------ Page text ------

But first things first!

First of all, editing unit files directly is not good practice, as any changes can be overwritten during a package upgrade.

Instead, it should be done by running:

systemctl edit nginx

and adding:

[Unit]
After=network.target nss-lookup.target network-online.target

Furthermore, adding network.target won’t really help in the case of an IPv6 network. All contemporary distros, including Debian 12 and Ubuntu 24.04, already have:

[Unit]
After=network-online.target remote-fs.target nss-lookup.target
Wants=network-online.target

…yet Nginx still fails to restart on all the distros I tried, starting with Alma 9 and ending with Ubuntu 24.04.

Even though this is an upstream issue, and not a Virtualmin issue itself, we will still address it in the post-installation scripts by running:

systemctl edit nginx

and adding:

[Unit]
StartLimitBurst=2
StartLimitIntervalSec=15

[Service]
Restart=on-failure
RestartSec=5s
SuccessExitStatus=SIGKILL

This will attempt to restart Nginx once after the reboot. If Nginx fails to restart after one try, it will stop trying, and you’ll need to restart it manually. If Nginx is stopped by the OOM killer, it will not restart automatically either!

I don’t think we should do that automatically.

Unless there is a better solution, I don’t see why not?

I’d prefer to address this problem for our users one way or another.

------ Provided data ------

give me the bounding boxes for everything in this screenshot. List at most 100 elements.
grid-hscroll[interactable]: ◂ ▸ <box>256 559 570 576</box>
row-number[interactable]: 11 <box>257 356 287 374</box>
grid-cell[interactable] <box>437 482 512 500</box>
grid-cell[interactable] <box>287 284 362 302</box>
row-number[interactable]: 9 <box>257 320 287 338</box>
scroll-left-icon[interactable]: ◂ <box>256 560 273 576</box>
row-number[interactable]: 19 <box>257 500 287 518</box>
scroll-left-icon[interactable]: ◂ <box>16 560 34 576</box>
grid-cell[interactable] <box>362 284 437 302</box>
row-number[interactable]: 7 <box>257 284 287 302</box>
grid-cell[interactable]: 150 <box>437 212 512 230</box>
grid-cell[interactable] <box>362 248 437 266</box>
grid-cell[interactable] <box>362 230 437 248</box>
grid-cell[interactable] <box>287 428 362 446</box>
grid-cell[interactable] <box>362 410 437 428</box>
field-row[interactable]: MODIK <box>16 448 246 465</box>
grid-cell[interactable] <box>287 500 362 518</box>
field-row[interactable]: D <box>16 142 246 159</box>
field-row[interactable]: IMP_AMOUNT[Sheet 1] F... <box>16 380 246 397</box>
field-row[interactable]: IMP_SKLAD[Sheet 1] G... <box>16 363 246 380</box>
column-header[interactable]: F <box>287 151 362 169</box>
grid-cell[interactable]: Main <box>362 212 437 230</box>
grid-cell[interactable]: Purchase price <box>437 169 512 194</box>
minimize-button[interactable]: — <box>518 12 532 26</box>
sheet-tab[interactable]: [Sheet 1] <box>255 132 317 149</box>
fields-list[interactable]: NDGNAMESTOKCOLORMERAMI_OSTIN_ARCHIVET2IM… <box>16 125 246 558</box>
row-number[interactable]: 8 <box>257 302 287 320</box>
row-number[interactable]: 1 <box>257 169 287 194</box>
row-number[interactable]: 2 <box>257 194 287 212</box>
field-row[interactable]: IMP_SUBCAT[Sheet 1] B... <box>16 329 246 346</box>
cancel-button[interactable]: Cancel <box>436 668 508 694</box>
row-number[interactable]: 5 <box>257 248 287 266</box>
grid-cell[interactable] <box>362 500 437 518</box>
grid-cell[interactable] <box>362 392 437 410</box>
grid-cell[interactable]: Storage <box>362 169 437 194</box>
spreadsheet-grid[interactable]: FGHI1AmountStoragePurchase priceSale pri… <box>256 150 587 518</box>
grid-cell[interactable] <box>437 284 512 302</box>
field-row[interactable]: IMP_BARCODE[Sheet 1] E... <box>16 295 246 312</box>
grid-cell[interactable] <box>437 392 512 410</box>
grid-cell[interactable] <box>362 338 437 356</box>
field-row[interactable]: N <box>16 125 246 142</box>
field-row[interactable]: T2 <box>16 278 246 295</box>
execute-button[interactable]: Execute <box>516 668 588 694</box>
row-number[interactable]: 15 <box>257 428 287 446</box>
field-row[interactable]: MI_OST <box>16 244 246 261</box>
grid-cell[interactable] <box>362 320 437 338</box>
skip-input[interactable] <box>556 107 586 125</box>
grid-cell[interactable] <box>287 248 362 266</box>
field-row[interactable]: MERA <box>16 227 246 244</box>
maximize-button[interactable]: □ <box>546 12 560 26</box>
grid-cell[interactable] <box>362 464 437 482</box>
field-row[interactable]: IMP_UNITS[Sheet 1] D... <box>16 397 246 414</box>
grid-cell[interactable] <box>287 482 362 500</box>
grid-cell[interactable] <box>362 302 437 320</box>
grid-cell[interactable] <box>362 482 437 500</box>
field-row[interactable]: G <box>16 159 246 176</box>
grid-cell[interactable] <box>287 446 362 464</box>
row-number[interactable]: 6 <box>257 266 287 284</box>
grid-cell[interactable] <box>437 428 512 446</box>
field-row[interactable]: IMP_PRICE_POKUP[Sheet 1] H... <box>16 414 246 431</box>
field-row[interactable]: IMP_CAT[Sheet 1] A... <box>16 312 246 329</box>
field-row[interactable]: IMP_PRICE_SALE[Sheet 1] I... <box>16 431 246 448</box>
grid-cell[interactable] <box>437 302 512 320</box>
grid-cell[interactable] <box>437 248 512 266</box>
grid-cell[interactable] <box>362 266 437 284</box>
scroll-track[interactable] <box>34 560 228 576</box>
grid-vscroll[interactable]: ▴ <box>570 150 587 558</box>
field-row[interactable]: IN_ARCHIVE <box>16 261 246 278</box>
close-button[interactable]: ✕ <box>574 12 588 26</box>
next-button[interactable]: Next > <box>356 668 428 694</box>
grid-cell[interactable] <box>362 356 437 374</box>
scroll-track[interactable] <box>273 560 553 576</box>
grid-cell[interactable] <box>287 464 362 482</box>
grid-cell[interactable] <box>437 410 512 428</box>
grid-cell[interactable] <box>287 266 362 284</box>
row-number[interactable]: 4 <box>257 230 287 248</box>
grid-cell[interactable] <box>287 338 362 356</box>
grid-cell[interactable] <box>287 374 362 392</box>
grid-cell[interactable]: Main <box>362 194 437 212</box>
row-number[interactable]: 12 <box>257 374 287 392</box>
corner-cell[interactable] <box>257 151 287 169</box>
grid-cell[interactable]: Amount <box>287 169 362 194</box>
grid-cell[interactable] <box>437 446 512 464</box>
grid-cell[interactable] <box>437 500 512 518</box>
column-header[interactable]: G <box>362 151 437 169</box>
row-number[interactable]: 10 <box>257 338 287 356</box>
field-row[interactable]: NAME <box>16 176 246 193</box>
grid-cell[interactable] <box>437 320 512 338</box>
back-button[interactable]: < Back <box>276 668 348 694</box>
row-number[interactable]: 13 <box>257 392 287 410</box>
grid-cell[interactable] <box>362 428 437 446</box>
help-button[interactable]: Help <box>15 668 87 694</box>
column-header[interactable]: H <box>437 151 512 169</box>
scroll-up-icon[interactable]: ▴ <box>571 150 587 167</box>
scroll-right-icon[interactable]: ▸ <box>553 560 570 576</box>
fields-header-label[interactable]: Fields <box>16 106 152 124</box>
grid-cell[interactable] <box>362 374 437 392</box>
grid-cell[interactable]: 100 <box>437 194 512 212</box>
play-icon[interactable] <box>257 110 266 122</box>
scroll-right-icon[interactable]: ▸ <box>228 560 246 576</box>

------

Work order A
In the Nginx restart discussion, swap "users" for "customers" and give back the passage starting at "I don’t think" and ending at "way or another.".
Work order B
Summarize the Nginx restart discussion in two sentences.

Exercise answer A
I don’t think we should do that automatically.

Unless there is a better solution, I don’t see why not?

I’d prefer to address this problem for our customers one way or another.

Exercise answer B
Editing Nginx unit files directly is discouraged because package upgrades can overwrite changes, and the network-online ordering that current distros already include does not stop Nginx from failing to restart. The post-installation scripts will address this upstream issue by adding settings that restart Nginx once after a failure, though one reply objects to doing that automatically.